» Exercise brief: Collect each line of the entries that holds the string "velocity".

───── Data for this task

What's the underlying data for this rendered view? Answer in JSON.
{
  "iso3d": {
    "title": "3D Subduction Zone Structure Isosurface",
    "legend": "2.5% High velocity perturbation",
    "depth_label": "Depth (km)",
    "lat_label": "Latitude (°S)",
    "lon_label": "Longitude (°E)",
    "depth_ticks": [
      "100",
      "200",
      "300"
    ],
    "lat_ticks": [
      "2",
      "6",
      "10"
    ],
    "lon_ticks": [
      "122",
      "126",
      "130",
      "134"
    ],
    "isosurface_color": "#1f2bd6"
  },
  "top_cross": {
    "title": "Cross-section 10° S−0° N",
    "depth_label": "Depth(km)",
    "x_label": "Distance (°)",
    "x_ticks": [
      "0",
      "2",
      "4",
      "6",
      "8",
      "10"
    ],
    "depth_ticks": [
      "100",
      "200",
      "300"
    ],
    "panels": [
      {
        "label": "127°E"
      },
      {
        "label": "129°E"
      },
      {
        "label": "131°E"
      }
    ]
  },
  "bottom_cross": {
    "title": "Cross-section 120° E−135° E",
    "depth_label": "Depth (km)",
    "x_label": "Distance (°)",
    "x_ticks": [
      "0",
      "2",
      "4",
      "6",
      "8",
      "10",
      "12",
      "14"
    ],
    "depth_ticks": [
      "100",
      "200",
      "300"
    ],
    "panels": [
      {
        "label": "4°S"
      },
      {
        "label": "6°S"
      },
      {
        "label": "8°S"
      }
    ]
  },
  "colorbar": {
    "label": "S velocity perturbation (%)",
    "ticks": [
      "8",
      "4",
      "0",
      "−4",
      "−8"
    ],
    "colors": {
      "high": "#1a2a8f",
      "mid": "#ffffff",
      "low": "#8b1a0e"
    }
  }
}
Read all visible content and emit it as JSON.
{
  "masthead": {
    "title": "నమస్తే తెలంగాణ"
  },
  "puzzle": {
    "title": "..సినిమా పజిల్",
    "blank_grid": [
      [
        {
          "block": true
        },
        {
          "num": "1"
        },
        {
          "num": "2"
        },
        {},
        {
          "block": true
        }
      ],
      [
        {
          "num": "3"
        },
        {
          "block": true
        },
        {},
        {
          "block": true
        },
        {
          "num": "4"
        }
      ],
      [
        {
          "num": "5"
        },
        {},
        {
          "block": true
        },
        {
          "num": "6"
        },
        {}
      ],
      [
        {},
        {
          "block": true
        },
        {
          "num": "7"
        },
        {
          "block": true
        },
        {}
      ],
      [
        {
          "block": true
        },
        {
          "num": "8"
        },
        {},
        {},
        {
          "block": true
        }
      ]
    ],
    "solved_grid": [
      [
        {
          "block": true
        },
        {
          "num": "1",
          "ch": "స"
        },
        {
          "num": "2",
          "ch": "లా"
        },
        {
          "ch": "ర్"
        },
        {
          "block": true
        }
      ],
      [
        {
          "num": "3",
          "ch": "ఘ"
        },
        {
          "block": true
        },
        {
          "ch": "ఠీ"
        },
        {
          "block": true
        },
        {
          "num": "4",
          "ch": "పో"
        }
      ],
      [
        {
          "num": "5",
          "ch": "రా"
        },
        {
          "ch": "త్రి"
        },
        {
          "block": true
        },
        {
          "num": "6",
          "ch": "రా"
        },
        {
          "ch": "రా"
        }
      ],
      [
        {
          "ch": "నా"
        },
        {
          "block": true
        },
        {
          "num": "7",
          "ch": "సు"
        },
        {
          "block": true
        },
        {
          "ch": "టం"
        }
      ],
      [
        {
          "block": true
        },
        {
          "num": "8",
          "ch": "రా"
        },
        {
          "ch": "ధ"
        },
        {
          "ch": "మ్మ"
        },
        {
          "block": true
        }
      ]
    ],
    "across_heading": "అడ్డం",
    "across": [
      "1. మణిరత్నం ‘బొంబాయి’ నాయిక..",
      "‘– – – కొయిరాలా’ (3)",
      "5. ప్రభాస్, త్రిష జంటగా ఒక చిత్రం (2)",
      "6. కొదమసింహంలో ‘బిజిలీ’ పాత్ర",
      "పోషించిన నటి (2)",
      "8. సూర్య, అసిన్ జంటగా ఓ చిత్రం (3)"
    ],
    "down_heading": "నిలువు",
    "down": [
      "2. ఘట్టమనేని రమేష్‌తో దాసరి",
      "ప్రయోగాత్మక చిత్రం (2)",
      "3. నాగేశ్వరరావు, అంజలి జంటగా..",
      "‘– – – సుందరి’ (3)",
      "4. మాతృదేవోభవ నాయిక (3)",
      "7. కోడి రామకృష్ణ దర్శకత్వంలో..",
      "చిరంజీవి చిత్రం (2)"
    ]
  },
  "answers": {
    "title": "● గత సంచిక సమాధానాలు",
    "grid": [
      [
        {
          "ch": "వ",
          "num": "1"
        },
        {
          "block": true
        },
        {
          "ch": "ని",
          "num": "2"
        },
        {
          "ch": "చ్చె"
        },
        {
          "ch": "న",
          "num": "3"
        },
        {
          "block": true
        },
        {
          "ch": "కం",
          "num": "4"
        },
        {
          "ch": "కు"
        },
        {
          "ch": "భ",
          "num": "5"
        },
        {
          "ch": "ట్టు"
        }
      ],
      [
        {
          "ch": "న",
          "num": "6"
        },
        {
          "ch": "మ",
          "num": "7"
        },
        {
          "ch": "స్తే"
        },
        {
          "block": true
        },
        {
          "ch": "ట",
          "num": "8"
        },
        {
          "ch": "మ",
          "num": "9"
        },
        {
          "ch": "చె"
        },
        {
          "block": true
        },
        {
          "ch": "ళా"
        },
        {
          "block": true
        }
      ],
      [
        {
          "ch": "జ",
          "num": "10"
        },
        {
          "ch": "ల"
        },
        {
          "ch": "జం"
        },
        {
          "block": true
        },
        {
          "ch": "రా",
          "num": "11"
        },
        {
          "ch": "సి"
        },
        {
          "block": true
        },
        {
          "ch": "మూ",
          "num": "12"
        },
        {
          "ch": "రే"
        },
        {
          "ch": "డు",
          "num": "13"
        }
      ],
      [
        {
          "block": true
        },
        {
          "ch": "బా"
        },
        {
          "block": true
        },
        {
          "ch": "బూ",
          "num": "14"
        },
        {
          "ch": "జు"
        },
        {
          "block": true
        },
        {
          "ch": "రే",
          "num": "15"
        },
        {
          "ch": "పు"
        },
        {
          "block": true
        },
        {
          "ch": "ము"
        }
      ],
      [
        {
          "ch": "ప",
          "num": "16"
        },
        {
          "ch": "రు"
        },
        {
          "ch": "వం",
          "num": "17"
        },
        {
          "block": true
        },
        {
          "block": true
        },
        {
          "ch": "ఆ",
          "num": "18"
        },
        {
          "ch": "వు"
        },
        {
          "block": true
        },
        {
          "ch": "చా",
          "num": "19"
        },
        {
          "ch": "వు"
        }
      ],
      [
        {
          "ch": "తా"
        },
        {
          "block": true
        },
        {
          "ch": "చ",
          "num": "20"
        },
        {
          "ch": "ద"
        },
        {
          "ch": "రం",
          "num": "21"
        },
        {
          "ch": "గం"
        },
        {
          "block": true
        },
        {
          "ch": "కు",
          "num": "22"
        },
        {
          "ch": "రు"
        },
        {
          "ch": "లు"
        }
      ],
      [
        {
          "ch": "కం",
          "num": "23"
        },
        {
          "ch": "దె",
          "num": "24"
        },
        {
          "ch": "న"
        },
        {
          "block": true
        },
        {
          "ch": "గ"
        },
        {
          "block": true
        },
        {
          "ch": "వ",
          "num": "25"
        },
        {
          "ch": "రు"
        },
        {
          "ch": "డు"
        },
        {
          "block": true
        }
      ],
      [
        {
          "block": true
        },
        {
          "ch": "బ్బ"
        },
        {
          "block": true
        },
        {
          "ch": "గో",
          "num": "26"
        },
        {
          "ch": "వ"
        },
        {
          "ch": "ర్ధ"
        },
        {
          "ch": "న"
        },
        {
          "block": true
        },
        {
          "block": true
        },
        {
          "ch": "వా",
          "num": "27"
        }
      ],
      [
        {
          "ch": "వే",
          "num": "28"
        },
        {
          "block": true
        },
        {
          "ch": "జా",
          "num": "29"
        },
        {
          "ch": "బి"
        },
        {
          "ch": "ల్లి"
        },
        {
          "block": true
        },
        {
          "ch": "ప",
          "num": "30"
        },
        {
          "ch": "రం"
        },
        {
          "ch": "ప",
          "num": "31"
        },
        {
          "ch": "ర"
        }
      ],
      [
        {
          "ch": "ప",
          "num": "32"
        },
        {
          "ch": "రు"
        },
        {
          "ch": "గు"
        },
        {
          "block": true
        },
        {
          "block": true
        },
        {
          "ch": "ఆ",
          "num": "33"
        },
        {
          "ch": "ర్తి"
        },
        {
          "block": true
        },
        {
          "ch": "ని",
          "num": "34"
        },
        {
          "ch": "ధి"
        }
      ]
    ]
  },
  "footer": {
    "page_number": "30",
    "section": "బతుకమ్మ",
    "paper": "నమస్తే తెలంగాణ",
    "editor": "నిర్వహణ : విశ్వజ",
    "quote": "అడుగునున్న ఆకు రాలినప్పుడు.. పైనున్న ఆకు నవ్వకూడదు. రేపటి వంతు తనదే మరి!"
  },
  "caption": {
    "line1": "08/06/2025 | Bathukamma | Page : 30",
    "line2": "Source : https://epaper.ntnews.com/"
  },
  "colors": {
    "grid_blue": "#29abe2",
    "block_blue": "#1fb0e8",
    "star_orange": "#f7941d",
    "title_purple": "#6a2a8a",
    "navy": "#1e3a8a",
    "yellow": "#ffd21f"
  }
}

──────────

» Answer to the problem:
    "legend": "2.5% High velocity perturbation",
    "label": "S velocity perturbation (%)",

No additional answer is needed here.